Task details — Gather all lines containing the string "Enter" and copy them out.

[Data entries]
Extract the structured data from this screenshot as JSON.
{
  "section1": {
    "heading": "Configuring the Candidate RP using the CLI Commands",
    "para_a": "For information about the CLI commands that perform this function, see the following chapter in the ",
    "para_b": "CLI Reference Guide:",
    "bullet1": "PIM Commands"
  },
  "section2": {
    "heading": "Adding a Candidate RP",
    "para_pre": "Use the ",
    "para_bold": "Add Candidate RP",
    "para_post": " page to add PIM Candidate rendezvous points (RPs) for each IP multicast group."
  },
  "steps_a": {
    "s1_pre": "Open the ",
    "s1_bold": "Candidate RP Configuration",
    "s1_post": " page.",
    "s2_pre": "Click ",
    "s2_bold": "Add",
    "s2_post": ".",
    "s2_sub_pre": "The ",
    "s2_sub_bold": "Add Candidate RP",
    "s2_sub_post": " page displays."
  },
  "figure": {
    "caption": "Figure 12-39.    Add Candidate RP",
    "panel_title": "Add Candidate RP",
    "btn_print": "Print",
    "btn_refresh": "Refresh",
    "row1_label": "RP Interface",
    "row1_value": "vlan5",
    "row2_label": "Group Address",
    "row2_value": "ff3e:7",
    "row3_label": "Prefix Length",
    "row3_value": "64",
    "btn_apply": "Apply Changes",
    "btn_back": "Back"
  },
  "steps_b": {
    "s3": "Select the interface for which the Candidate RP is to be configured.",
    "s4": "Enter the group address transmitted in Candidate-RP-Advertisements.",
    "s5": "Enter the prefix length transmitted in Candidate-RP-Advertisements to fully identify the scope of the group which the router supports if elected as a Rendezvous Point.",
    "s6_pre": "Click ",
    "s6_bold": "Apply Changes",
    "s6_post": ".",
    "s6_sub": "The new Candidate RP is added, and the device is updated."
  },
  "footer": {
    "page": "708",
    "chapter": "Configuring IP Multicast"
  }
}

Task answer —
    "s4": "Enter the group address transmitted in Candidate-RP-Advertisements.",
    "s5": "Enter the prefix length transmitted in Candidate-RP-Advertisements to fully identify the scope of the group which the router supports if elected as a Rendezvous Point.",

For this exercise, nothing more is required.